## RECORDED INFORMATION
----
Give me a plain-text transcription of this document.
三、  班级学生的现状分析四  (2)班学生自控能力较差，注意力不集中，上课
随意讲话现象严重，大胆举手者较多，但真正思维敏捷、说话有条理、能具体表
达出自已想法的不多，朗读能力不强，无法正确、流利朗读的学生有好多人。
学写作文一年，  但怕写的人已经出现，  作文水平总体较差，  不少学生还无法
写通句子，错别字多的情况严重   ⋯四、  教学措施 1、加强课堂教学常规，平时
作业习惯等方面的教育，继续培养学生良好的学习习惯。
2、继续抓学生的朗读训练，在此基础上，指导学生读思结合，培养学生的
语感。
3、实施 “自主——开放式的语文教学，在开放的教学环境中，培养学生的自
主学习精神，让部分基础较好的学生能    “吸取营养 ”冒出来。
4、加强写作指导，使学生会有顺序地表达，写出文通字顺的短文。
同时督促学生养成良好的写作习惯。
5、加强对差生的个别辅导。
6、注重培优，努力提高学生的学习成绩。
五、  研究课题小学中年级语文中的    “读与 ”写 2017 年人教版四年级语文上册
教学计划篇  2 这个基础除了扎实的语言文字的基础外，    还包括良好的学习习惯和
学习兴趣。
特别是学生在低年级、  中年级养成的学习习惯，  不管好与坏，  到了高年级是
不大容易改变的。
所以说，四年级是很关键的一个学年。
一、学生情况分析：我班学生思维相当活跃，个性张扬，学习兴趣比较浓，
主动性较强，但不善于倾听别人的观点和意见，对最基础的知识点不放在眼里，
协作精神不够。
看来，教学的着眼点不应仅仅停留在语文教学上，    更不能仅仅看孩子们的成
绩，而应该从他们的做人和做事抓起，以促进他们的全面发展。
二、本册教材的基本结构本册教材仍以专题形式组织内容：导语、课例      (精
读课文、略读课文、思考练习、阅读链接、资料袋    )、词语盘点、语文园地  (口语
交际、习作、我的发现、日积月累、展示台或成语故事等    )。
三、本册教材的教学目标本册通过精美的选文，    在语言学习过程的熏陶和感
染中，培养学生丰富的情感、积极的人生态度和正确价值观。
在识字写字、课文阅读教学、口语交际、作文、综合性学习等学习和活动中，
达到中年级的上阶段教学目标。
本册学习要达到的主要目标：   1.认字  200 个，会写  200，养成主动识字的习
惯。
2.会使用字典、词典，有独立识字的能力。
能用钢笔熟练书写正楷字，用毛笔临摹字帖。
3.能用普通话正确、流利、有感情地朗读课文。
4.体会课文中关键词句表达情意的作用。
----
## PROBLEM STATEMENT
Copy out each line exactly as written.

## ANSWER FOR THE TASK
Give me a plain-text transcription of this document.
三、  班级学生的现状分析四  (2)班学生自控能力较差，注意力不集中，上课
随意讲话现象严重，大胆举手者较多，但真正思维敏捷、说话有条理、能具体表
达出自已想法的不多，朗读能力不强，无法正确、流利朗读的学生有好多人。
学写作文一年，  但怕写的人已经出现，  作文水平总体较差，  不少学生还无法
写通句子，错别字多的情况严重   ⋯四、  教学措施 1、加强课堂教学常规，平时
作业习惯等方面的教育，继续培养学生良好的学习习惯。
2、继续抓学生的朗读训练，在此基础上，指导学生读思结合，培养学生的
语感。
3、实施 “自主——开放式的语文教学，在开放的教学环境中，培养学生的自
主学习精神，让部分基础较好的学生能    “吸取营养 ”冒出来。
4、加强写作指导，使学生会有顺序地表达，写出文通字顺的短文。
同时督促学生养成良好的写作习惯。
5、加强对差生的个别辅导。
6、注重培优，努力提高学生的学习成绩。
五、  研究课题小学中年级语文中的    “读与 ”写 2017 年人教版四年级语文上册
教学计划篇  2 这个基础除了扎实的语言文字的基础外，    还包括良好的学习习惯和
学习兴趣。
特别是学生在低年级、  中年级养成的学习习惯，  不管好与坏，  到了高年级是
不大容易改变的。
所以说，四年级是很关键的一个学年。
一、学生情况分析：我班学生思维相当活跃，个性张扬，学习兴趣比较浓，
主动性较强，但不善于倾听别人的观点和意见，对最基础的知识点不放在眼里，
协作精神不够。
看来，教学的着眼点不应仅仅停留在语文教学上，    更不能仅仅看孩子们的成
绩，而应该从他们的做人和做事抓起，以促进他们的全面发展。
二、本册教材的基本结构本册教材仍以专题形式组织内容：导语、课例      (精
读课文、略读课文、思考练习、阅读链接、资料袋    )、词语盘点、语文园地  (口语
交际、习作、我的发现、日积月累、展示台或成语故事等    )。
三、本册教材的教学目标本册通过精美的选文，    在语言学习过程的熏陶和感
染中，培养学生丰富的情感、积极的人生态度和正确价值观。
在识字写字、课文阅读教学、口语交际、作文、综合性学习等学习和活动中，
达到中年级的上阶段教学目标。
本册学习要达到的主要目标：   1.认字  200 个，会写  200，养成主动识字的习
惯。
2.会使用字典、词典，有独立识字的能力。
能用钢笔熟练书写正楷字，用毛笔临摹字帖。
3.能用普通话正确、流利、有感情地朗读课文。
4.体会课文中关键词句表达情意的作用。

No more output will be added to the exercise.